▶ _SUPPLIED MATERIAL_
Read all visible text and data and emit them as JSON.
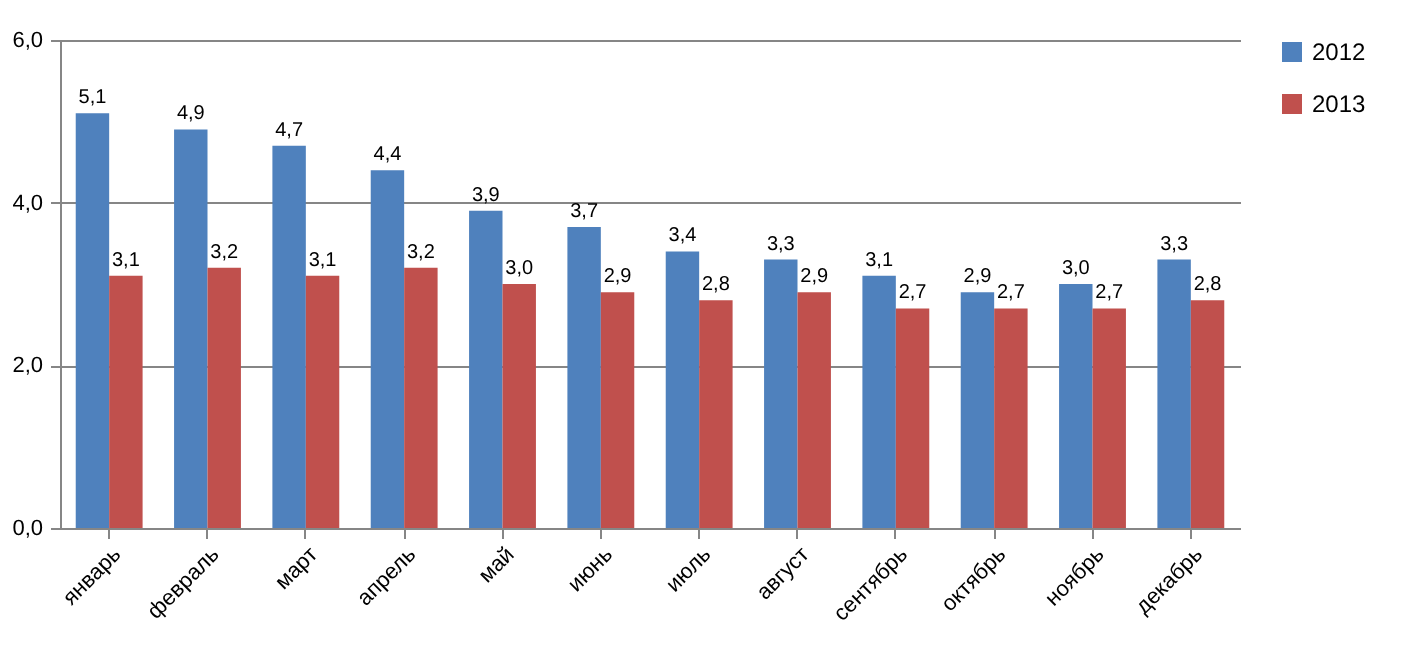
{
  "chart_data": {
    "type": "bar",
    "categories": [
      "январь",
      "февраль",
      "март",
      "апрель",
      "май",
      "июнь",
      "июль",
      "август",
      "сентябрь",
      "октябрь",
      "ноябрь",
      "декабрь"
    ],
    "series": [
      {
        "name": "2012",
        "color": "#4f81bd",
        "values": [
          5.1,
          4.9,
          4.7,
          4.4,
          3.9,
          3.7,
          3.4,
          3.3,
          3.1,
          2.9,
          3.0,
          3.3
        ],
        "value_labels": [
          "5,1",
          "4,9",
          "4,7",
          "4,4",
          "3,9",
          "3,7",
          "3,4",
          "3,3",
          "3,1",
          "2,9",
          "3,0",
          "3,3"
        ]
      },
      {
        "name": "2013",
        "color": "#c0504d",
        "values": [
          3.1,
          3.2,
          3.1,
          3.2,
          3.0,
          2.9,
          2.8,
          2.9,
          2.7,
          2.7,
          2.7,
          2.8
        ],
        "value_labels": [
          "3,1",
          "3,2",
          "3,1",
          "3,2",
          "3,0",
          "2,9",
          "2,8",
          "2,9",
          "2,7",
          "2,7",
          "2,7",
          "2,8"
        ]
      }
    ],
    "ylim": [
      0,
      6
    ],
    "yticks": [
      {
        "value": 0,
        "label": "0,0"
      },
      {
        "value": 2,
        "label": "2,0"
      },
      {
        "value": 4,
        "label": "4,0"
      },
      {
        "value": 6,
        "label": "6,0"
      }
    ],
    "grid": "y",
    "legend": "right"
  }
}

▶ _DO THIS_
Write out all the entries word for word, but skip any images.

▶ _EXERCISE ANSWER_
Read all visible text and data and emit them as JSON.
{
  "chart_data": {
    "type": "bar",
    "categories": [
      "январь",
      "февраль",
      "март",
      "апрель",
      "май",
      "июнь",
      "июль",
      "август",
      "сентябрь",
      "октябрь",
      "ноябрь",
      "декабрь"
    ],
    "series": [
      {
        "name": "2012",
        "color": "#4f81bd",
        "values": [
          5.1,
          4.9,
          4.7,
          4.4,
          3.9,
          3.7,
          3.4,
          3.3,
          3.1,
          2.9,
          3.0,
          3.3
        ],
        "value_labels": [
          "5,1",
          "4,9",
          "4,7",
          "4,4",
          "3,9",
          "3,7",
          "3,4",
          "3,3",
          "3,1",
          "2,9",
          "3,0",
          "3,3"
        ]
      },
      {
        "name": "2013",
        "color": "#c0504d",
        "values": [
          3.1,
          3.2,
          3.1,
          3.2,
          3.0,
          2.9,
          2.8,
          2.9,
          2.7,
          2.7,
          2.7,
          2.8
        ],
        "value_labels": [
          "3,1",
          "3,2",
          "3,1",
          "3,2",
          "3,0",
          "2,9",
          "2,8",
          "2,9",
          "2,7",
          "2,7",
          "2,7",
          "2,8"
        ]
      }
    ],
    "ylim": [
      0,
      6
    ],
    "yticks": [
      {
        "value": 0,
        "label": "0,0"
      },
      {
        "value": 2,
        "label": "2,0"
      },
      {
        "value": 4,
        "label": "4,0"
      },
      {
        "value": 6,
        "label": "6,0"
      }
    ],
    "grid": "y",
    "legend": "right"
  }
}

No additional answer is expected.